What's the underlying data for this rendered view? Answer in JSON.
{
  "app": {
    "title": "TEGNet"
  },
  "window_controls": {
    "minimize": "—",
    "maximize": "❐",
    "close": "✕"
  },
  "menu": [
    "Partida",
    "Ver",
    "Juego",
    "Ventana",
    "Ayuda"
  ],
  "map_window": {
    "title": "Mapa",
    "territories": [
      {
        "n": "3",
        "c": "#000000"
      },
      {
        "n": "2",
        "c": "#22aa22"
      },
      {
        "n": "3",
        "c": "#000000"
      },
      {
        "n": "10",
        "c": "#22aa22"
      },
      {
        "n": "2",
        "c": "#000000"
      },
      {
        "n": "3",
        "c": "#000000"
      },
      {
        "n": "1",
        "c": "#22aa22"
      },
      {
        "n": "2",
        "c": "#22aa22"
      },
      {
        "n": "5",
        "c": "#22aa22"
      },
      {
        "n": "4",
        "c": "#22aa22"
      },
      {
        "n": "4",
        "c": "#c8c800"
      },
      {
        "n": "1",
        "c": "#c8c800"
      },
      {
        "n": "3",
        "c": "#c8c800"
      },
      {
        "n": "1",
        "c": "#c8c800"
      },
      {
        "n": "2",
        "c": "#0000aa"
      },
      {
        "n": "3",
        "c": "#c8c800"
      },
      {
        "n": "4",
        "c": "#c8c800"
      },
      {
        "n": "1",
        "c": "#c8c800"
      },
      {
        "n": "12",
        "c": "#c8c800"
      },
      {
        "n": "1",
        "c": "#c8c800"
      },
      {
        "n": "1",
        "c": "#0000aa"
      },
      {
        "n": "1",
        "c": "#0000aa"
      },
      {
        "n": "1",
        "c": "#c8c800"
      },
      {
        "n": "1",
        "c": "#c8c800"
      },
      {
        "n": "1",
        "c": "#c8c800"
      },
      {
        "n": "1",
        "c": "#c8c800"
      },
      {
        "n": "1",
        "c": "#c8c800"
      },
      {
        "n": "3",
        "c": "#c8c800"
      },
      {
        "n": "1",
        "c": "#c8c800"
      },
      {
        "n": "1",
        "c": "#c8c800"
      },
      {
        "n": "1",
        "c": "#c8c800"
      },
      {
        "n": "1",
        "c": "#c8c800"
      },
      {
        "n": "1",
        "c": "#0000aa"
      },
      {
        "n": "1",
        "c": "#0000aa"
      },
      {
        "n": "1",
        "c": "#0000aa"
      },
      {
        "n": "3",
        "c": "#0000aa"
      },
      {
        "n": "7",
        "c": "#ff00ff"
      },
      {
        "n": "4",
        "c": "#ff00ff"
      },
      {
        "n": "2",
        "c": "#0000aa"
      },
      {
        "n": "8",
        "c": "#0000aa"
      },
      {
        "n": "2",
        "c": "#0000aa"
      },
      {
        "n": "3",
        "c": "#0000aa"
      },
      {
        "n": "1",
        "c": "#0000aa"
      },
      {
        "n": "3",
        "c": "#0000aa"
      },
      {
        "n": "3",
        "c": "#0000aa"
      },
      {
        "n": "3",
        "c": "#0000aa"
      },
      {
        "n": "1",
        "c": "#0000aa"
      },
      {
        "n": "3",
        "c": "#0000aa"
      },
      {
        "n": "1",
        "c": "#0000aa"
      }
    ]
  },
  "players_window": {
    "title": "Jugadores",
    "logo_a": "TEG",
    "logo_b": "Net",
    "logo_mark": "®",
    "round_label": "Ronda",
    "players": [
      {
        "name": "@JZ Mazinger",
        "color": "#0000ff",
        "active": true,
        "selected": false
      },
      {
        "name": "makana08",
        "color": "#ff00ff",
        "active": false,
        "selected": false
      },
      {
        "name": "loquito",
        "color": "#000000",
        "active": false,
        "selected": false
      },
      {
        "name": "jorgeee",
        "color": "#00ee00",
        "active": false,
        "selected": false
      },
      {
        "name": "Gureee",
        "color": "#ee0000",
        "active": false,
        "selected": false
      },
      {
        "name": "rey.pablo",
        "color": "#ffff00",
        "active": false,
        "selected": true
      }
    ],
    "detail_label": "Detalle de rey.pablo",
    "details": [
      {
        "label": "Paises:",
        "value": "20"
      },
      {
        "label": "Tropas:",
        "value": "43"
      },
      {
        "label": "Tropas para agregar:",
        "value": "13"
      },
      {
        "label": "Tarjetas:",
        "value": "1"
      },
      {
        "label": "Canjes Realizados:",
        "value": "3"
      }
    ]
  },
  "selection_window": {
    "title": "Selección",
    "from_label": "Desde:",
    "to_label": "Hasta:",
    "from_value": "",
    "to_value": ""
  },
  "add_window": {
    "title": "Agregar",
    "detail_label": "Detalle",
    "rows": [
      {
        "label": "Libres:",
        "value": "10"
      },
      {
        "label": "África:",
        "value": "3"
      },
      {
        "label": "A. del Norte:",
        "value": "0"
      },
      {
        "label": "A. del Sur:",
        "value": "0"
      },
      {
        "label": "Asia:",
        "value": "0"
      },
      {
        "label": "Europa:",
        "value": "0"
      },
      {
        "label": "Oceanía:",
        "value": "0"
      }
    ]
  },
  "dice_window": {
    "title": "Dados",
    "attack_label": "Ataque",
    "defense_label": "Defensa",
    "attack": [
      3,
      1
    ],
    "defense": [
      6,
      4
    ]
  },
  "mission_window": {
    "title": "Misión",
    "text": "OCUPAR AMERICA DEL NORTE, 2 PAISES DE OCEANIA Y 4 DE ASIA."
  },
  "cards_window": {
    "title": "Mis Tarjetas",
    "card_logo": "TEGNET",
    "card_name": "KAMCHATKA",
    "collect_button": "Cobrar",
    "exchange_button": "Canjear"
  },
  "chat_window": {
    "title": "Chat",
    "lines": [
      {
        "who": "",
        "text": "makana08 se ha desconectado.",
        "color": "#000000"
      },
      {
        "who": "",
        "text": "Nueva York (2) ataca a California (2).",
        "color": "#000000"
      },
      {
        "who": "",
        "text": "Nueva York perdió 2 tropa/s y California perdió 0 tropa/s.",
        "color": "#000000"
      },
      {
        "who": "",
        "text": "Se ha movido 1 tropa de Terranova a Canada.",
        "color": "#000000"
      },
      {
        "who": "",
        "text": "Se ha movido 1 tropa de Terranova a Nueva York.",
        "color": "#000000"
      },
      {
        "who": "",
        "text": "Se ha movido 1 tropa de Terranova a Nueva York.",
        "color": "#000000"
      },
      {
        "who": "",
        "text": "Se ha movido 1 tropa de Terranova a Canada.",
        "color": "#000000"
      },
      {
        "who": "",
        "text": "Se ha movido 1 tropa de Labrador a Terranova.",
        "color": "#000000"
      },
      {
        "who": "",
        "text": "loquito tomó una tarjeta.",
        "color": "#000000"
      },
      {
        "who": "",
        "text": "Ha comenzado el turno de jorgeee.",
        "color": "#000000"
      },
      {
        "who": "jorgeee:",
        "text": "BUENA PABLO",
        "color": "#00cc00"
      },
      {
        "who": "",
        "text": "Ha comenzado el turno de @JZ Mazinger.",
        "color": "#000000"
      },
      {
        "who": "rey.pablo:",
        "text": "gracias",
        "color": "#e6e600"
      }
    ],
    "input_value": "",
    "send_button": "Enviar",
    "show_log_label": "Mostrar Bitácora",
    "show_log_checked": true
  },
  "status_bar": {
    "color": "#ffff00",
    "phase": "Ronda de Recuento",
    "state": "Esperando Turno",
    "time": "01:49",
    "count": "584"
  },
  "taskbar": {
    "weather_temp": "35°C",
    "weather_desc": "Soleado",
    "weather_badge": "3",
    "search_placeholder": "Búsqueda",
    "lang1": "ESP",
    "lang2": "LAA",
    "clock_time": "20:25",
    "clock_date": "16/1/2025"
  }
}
★ ★ ★ ★ ★
• AIM:
Copy all the records above precisely.

• RESULT FOR THIS TASK:
What's the underlying data for this rendered view? Answer in JSON.
{
  "app": {
    "title": "TEGNet"
  },
  "window_controls": {
    "minimize": "—",
    "maximize": "❐",
    "close": "✕"
  },
  "menu": [
    "Partida",
    "Ver",
    "Juego",
    "Ventana",
    "Ayuda"
  ],
  "map_window": {
    "title": "Mapa",
    "territories": [
      {
        "n": "3",
        "c": "#000000"
      },
      {
        "n": "2",
        "c": "#22aa22"
      },
      {
        "n": "3",
        "c": "#000000"
      },
      {
        "n": "10",
        "c": "#22aa22"
      },
      {
        "n": "2",
        "c": "#000000"
      },
      {
        "n": "3",
        "c": "#000000"
      },
      {
        "n": "1",
        "c": "#22aa22"
      },
      {
        "n": "2",
        "c": "#22aa22"
      },
      {
        "n": "5",
        "c": "#22aa22"
      },
      {
        "n": "4",
        "c": "#22aa22"
      },
      {
        "n": "4",
        "c": "#c8c800"
      },
      {
        "n": "1",
        "c": "#c8c800"
      },
      {
        "n": "3",
        "c": "#c8c800"
      },
      {
        "n": "1",
        "c": "#c8c800"
      },
      {
        "n": "2",
        "c": "#0000aa"
      },
      {
        "n": "3",
        "c": "#c8c800"
      },
      {
        "n": "4",
        "c": "#c8c800"
      },
      {
        "n": "1",
        "c": "#c8c800"
      },
      {
        "n": "12",
        "c": "#c8c800"
      },
      {
        "n": "1",
        "c": "#c8c800"
      },
      {
        "n": "1",
        "c": "#0000aa"
      },
      {
        "n": "1",
        "c": "#0000aa"
      },
      {
        "n": "1",
        "c": "#c8c800"
      },
      {
        "n": "1",
        "c": "#c8c800"
      },
      {
        "n": "1",
        "c": "#c8c800"
      },
      {
        "n": "1",
        "c": "#c8c800"
      },
      {
        "n": "1",
        "c": "#c8c800"
      },
      {
        "n": "3",
        "c": "#c8c800"
      },
      {
        "n": "1",
        "c": "#c8c800"
      },
      {
        "n": "1",
        "c": "#c8c800"
      },
      {
        "n": "1",
        "c": "#c8c800"
      },
      {
        "n": "1",
        "c": "#c8c800"
      },
      {
        "n": "1",
        "c": "#0000aa"
      },
      {
        "n": "1",
        "c": "#0000aa"
      },
      {
        "n": "1",
        "c": "#0000aa"
      },
      {
        "n": "3",
        "c": "#0000aa"
      },
      {
        "n": "7",
        "c": "#ff00ff"
      },
      {
        "n": "4",
        "c": "#ff00ff"
      },
      {
        "n": "2",
        "c": "#0000aa"
      },
      {
        "n": "8",
        "c": "#0000aa"
      },
      {
        "n": "2",
        "c": "#0000aa"
      },
      {
        "n": "3",
        "c": "#0000aa"
      },
      {
        "n": "1",
        "c": "#0000aa"
      },
      {
        "n": "3",
        "c": "#0000aa"
      },
      {
        "n": "3",
        "c": "#0000aa"
      },
      {
        "n": "3",
        "c": "#0000aa"
      },
      {
        "n": "1",
        "c": "#0000aa"
      },
      {
        "n": "3",
        "c": "#0000aa"
      },
      {
        "n": "1",
        "c": "#0000aa"
      }
    ]
  },
  "players_window": {
    "title": "Jugadores",
    "logo_a": "TEG",
    "logo_b": "Net",
    "logo_mark": "®",
    "round_label": "Ronda",
    "players": [
      {
        "name": "@JZ Mazinger",
        "color": "#0000ff",
        "active": true,
        "selected": false
      },
      {
        "name": "makana08",
        "color": "#ff00ff",
        "active": false,
        "selected": false
      },
      {
        "name": "loquito",
        "color": "#000000",
        "active": false,
        "selected": false
      },
      {
        "name": "jorgeee",
        "color": "#00ee00",
        "active": false,
        "selected": false
      },
      {
        "name": "Gureee",
        "color": "#ee0000",
        "active": false,
        "selected": false
      },
      {
        "name": "rey.pablo",
        "color": "#ffff00",
        "active": false,
        "selected": true
      }
    ],
    "detail_label": "Detalle de rey.pablo",
    "details": [
      {
        "label": "Paises:",
        "value": "20"
      },
      {
        "label": "Tropas:",
        "value": "43"
      },
      {
        "label": "Tropas para agregar:",
        "value": "13"
      },
      {
        "label": "Tarjetas:",
        "value": "1"
      },
      {
        "label": "Canjes Realizados:",
        "value": "3"
      }
    ]
  },
  "selection_window": {
    "title": "Selección",
    "from_label": "Desde:",
    "to_label": "Hasta:",
    "from_value": "",
    "to_value": ""
  },
  "add_window": {
    "title": "Agregar",
    "detail_label": "Detalle",
    "rows": [
      {
        "label": "Libres:",
        "value": "10"
      },
      {
        "label": "África:",
        "value": "3"
      },
      {
        "label": "A. del Norte:",
        "value": "0"
      },
      {
        "label": "A. del Sur:",
        "value": "0"
      },
      {
        "label": "Asia:",
        "value": "0"
      },
      {
        "label": "Europa:",
        "value": "0"
      },
      {
        "label": "Oceanía:",
        "value": "0"
      }
    ]
  },
  "dice_window": {
    "title": "Dados",
    "attack_label": "Ataque",
    "defense_label": "Defensa",
    "attack": [
      3,
      1
    ],
    "defense": [
      6,
      4
    ]
  },
  "mission_window": {
    "title": "Misión",
    "text": "OCUPAR AMERICA DEL NORTE, 2 PAISES DE OCEANIA Y 4 DE ASIA."
  },
  "cards_window": {
    "title": "Mis Tarjetas",
    "card_logo": "TEGNET",
    "card_name": "KAMCHATKA",
    "collect_button": "Cobrar",
    "exchange_button": "Canjear"
  },
  "chat_window": {
    "title": "Chat",
    "lines": [
      {
        "who": "",
        "text": "makana08 se ha desconectado.",
        "color": "#000000"
      },
      {
        "who": "",
        "text": "Nueva York (2) ataca a California (2).",
        "color": "#000000"
      },
      {
        "who": "",
        "text": "Nueva York perdió 2 tropa/s y California perdió 0 tropa/s.",
        "color": "#000000"
      },
      {
        "who": "",
        "text": "Se ha movido 1 tropa de Terranova a Canada.",
        "color": "#000000"
      },
      {
        "who": "",
        "text": "Se ha movido 1 tropa de Terranova a Nueva York.",
        "color": "#000000"
      },
      {
        "who": "",
        "text": "Se ha movido 1 tropa de Terranova a Nueva York.",
        "color": "#000000"
      },
      {
        "who": "",
        "text": "Se ha movido 1 tropa de Terranova a Canada.",
        "color": "#000000"
      },
      {
        "who": "",
        "text": "Se ha movido 1 tropa de Labrador a Terranova.",
        "color": "#000000"
      },
      {
        "who": "",
        "text": "loquito tomó una tarjeta.",
        "color": "#000000"
      },
      {
        "who": "",
        "text": "Ha comenzado el turno de jorgeee.",
        "color": "#000000"
      },
      {
        "who": "jorgeee:",
        "text": "BUENA PABLO",
        "color": "#00cc00"
      },
      {
        "who": "",
        "text": "Ha comenzado el turno de @JZ Mazinger.",
        "color": "#000000"
      },
      {
        "who": "rey.pablo:",
        "text": "gracias",
        "color": "#e6e600"
      }
    ],
    "input_value": "",
    "send_button": "Enviar",
    "show_log_label": "Mostrar Bitácora",
    "show_log_checked": true
  },
  "status_bar": {
    "color": "#ffff00",
    "phase": "Ronda de Recuento",
    "state": "Esperando Turno",
    "time": "01:49",
    "count": "584"
  },
  "taskbar": {
    "weather_temp": "35°C",
    "weather_desc": "Soleado",
    "weather_badge": "3",
    "search_placeholder": "Búsqueda",
    "lang1": "ESP",
    "lang2": "LAA",
    "clock_time": "20:25",
    "clock_date": "16/1/2025"
  }
}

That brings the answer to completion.